Stored dataset items
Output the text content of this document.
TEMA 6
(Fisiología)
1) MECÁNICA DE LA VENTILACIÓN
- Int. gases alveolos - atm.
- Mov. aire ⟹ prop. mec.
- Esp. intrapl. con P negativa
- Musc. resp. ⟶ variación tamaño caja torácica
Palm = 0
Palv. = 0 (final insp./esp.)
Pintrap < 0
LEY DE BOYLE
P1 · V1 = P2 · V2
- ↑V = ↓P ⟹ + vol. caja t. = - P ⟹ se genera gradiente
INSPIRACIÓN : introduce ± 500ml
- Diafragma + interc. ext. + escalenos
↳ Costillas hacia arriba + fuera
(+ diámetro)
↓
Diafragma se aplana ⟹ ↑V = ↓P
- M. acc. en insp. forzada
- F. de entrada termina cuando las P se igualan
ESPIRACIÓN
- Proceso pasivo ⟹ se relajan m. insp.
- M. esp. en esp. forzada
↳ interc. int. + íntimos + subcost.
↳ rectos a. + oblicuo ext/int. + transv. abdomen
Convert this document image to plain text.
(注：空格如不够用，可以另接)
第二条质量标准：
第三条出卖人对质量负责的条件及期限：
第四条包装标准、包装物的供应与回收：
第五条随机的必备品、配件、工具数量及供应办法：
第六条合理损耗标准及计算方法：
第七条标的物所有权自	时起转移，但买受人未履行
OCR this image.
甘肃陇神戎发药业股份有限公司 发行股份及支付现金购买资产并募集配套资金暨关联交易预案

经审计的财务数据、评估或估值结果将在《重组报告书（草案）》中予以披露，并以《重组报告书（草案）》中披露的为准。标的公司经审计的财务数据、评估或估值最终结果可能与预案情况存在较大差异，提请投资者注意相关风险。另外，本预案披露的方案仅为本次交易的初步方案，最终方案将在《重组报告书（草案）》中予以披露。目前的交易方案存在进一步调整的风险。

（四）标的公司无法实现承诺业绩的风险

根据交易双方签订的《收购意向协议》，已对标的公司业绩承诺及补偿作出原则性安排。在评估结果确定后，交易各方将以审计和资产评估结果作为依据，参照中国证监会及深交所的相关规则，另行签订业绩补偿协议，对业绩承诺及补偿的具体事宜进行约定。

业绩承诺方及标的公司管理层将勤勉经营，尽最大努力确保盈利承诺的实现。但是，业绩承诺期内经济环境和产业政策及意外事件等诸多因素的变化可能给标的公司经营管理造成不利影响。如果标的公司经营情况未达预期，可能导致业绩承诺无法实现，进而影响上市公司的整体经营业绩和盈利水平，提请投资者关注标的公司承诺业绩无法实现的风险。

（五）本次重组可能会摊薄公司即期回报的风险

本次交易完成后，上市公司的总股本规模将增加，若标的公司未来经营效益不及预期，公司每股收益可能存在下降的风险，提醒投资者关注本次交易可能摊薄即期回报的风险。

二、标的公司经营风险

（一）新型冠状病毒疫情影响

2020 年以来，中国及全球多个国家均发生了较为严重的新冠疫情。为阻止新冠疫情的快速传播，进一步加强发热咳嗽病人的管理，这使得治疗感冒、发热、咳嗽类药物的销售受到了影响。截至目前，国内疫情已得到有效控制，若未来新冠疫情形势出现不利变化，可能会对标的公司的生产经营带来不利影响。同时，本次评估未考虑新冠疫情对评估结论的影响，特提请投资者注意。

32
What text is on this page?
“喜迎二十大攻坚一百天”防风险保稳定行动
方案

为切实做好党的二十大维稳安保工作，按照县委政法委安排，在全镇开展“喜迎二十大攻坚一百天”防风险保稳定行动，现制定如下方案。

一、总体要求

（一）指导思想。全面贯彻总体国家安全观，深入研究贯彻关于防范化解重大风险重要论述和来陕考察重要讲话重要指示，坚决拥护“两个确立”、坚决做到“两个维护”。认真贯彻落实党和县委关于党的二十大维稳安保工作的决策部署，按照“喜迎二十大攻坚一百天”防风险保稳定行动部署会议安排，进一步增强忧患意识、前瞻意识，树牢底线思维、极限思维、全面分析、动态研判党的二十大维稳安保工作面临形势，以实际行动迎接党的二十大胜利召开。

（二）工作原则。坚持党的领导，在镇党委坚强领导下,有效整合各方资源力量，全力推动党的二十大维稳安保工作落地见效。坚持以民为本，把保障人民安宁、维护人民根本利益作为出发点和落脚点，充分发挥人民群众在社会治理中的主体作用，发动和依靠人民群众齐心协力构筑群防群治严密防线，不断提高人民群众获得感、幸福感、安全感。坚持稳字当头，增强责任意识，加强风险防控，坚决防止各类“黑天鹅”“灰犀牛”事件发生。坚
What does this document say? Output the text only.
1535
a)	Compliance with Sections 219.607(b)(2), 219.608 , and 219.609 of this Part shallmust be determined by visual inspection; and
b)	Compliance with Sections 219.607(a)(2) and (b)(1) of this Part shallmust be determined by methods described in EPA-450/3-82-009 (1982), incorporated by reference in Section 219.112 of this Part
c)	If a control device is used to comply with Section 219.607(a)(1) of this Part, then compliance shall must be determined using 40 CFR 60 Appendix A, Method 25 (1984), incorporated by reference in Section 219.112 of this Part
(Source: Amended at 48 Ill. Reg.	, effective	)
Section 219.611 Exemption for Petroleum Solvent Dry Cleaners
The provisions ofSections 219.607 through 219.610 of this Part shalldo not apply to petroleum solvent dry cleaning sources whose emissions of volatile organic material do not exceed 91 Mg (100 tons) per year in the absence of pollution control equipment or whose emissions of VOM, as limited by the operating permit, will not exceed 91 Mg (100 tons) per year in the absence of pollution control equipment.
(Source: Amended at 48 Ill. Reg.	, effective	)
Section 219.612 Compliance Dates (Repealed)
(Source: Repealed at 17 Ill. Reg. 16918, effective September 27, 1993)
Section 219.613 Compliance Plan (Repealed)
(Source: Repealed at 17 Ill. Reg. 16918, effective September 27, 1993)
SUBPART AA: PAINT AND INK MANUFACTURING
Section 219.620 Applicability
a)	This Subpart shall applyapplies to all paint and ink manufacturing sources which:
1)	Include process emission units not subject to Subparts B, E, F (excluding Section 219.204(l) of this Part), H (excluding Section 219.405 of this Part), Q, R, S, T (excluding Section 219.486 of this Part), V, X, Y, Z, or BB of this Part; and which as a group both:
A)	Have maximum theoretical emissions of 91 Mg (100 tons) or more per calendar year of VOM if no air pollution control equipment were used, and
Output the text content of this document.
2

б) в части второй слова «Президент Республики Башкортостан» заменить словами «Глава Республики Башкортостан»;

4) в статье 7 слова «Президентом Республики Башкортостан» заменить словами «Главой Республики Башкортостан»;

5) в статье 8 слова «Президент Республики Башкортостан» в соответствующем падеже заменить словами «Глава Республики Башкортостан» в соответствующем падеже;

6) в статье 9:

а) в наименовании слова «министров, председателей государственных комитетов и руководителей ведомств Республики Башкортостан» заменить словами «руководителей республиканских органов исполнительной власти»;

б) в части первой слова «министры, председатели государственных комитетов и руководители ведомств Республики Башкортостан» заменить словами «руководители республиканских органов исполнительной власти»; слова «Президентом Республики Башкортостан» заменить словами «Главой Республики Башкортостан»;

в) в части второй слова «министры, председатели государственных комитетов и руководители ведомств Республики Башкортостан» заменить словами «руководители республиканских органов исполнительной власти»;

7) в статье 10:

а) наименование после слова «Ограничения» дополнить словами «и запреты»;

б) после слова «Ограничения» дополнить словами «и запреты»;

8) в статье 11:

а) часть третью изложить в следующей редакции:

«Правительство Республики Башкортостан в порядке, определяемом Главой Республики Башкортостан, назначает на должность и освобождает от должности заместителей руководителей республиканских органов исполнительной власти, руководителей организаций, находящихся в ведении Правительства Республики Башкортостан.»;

== PROBLEM TO SOLVE ==
Retype all of the entries precisely as they are.

== WRITTEN SOLUTION ==
Output the text content of this document.
TEMA 6
(Fisiología)
1) MECÁNICA DE LA VENTILACIÓN
- Int. gases alveolos - atm.
- Mov. aire ⟹ prop. mec.
- Esp. intrapl. con P negativa
- Musc. resp. ⟶ variación tamaño caja torácica
Palm = 0
Palv. = 0 (final insp./esp.)
Pintrap < 0
LEY DE BOYLE
P1 · V1 = P2 · V2
- ↑V = ↓P ⟹ + vol. caja t. = - P ⟹ se genera gradiente
INSPIRACIÓN : introduce ± 500ml
- Diafragma + interc. ext. + escalenos
↳ Costillas hacia arriba + fuera
(+ diámetro)
↓
Diafragma se aplana ⟹ ↑V = ↓P
- M. acc. en insp. forzada
- F. de entrada termina cuando las P se igualan
ESPIRACIÓN
- Proceso pasivo ⟹ se relajan m. insp.
- M. esp. en esp. forzada
↳ interc. int. + íntimos + subcost.
↳ rectos a. + oblicuo ext/int. + transv. abdomen
Convert this document image to plain text.
(注：空格如不够用，可以另接)
第二条质量标准：
第三条出卖人对质量负责的条件及期限：
第四条包装标准、包装物的供应与回收：
第五条随机的必备品、配件、工具数量及供应办法：
第六条合理损耗标准及计算方法：
第七条标的物所有权自	时起转移，但买受人未履行
OCR this image.
甘肃陇神戎发药业股份有限公司 发行股份及支付现金购买资产并募集配套资金暨关联交易预案

经审计的财务数据、评估或估值结果将在《重组报告书（草案）》中予以披露，并以《重组报告书（草案）》中披露的为准。标的公司经审计的财务数据、评估或估值最终结果可能与预案情况存在较大差异，提请投资者注意相关风险。另外，本预案披露的方案仅为本次交易的初步方案，最终方案将在《重组报告书（草案）》中予以披露。目前的交易方案存在进一步调整的风险。

（四）标的公司无法实现承诺业绩的风险

根据交易双方签订的《收购意向协议》，已对标的公司业绩承诺及补偿作出原则性安排。在评估结果确定后，交易各方将以审计和资产评估结果作为依据，参照中国证监会及深交所的相关规则，另行签订业绩补偿协议，对业绩承诺及补偿的具体事宜进行约定。

业绩承诺方及标的公司管理层将勤勉经营，尽最大努力确保盈利承诺的实现。但是，业绩承诺期内经济环境和产业政策及意外事件等诸多因素的变化可能给标的公司经营管理造成不利影响。如果标的公司经营情况未达预期，可能导致业绩承诺无法实现，进而影响上市公司的整体经营业绩和盈利水平，提请投资者关注标的公司承诺业绩无法实现的风险。

（五）本次重组可能会摊薄公司即期回报的风险

本次交易完成后，上市公司的总股本规模将增加，若标的公司未来经营效益不及预期，公司每股收益可能存在下降的风险，提醒投资者关注本次交易可能摊薄即期回报的风险。

二、标的公司经营风险

（一）新型冠状病毒疫情影响

2020 年以来，中国及全球多个国家均发生了较为严重的新冠疫情。为阻止新冠疫情的快速传播，进一步加强发热咳嗽病人的管理，这使得治疗感冒、发热、咳嗽类药物的销售受到了影响。截至目前，国内疫情已得到有效控制，若未来新冠疫情形势出现不利变化，可能会对标的公司的生产经营带来不利影响。同时，本次评估未考虑新冠疫情对评估结论的影响，特提请投资者注意。

32
What text is on this page?
“喜迎二十大攻坚一百天”防风险保稳定行动
方案

为切实做好党的二十大维稳安保工作，按照县委政法委安排，在全镇开展“喜迎二十大攻坚一百天”防风险保稳定行动，现制定如下方案。

一、总体要求

（一）指导思想。全面贯彻总体国家安全观，深入研究贯彻关于防范化解重大风险重要论述和来陕考察重要讲话重要指示，坚决拥护“两个确立”、坚决做到“两个维护”。认真贯彻落实党和县委关于党的二十大维稳安保工作的决策部署，按照“喜迎二十大攻坚一百天”防风险保稳定行动部署会议安排，进一步增强忧患意识、前瞻意识，树牢底线思维、极限思维、全面分析、动态研判党的二十大维稳安保工作面临形势，以实际行动迎接党的二十大胜利召开。

（二）工作原则。坚持党的领导，在镇党委坚强领导下,有效整合各方资源力量，全力推动党的二十大维稳安保工作落地见效。坚持以民为本，把保障人民安宁、维护人民根本利益作为出发点和落脚点，充分发挥人民群众在社会治理中的主体作用，发动和依靠人民群众齐心协力构筑群防群治严密防线，不断提高人民群众获得感、幸福感、安全感。坚持稳字当头，增强责任意识，加强风险防控，坚决防止各类“黑天鹅”“灰犀牛”事件发生。坚
What does this document say? Output the text only.
1535
a)	Compliance with Sections 219.607(b)(2), 219.608 , and 219.609 of this Part shallmust be determined by visual inspection; and
b)	Compliance with Sections 219.607(a)(2) and (b)(1) of this Part shallmust be determined by methods described in EPA-450/3-82-009 (1982), incorporated by reference in Section 219.112 of this Part
c)	If a control device is used to comply with Section 219.607(a)(1) of this Part, then compliance shall must be determined using 40 CFR 60 Appendix A, Method 25 (1984), incorporated by reference in Section 219.112 of this Part
(Source: Amended at 48 Ill. Reg.	, effective	)
Section 219.611 Exemption for Petroleum Solvent Dry Cleaners
The provisions ofSections 219.607 through 219.610 of this Part shalldo not apply to petroleum solvent dry cleaning sources whose emissions of volatile organic material do not exceed 91 Mg (100 tons) per year in the absence of pollution control equipment or whose emissions of VOM, as limited by the operating permit, will not exceed 91 Mg (100 tons) per year in the absence of pollution control equipment.
(Source: Amended at 48 Ill. Reg.	, effective	)
Section 219.612 Compliance Dates (Repealed)
(Source: Repealed at 17 Ill. Reg. 16918, effective September 27, 1993)
Section 219.613 Compliance Plan (Repealed)
(Source: Repealed at 17 Ill. Reg. 16918, effective September 27, 1993)
SUBPART AA: PAINT AND INK MANUFACTURING
Section 219.620 Applicability
a)	This Subpart shall applyapplies to all paint and ink manufacturing sources which:
1)	Include process emission units not subject to Subparts B, E, F (excluding Section 219.204(l) of this Part), H (excluding Section 219.405 of this Part), Q, R, S, T (excluding Section 219.486 of this Part), V, X, Y, Z, or BB of this Part; and which as a group both:
A)	Have maximum theoretical emissions of 91 Mg (100 tons) or more per calendar year of VOM if no air pollution control equipment were used, and
Output the text content of this document.
2

б) в части второй слова «Президент Республики Башкортостан» заменить словами «Глава Республики Башкортостан»;

4) в статье 7 слова «Президентом Республики Башкортостан» заменить словами «Главой Республики Башкортостан»;

5) в статье 8 слова «Президент Республики Башкортостан» в соответствующем падеже заменить словами «Глава Республики Башкортостан» в соответствующем падеже;

6) в статье 9:

а) в наименовании слова «министров, председателей государственных комитетов и руководителей ведомств Республики Башкортостан» заменить словами «руководителей республиканских органов исполнительной власти»;

б) в части первой слова «министры, председатели государственных комитетов и руководители ведомств Республики Башкортостан» заменить словами «руководители республиканских органов исполнительной власти»; слова «Президентом Республики Башкортостан» заменить словами «Главой Республики Башкортостан»;

в) в части второй слова «министры, председатели государственных комитетов и руководители ведомств Республики Башкортостан» заменить словами «руководители республиканских органов исполнительной власти»;

7) в статье 10:

а) наименование после слова «Ограничения» дополнить словами «и запреты»;

б) после слова «Ограничения» дополнить словами «и запреты»;

8) в статье 11:

а) часть третью изложить в следующей редакции:

«Правительство Республики Башкортостан в порядке, определяемом Главой Республики Башкортостан, назначает на должность и освобождает от должности заместителей руководителей республиканских органов исполнительной власти, руководителей организаций, находящихся в ведении Правительства Республики Башкортостан.»;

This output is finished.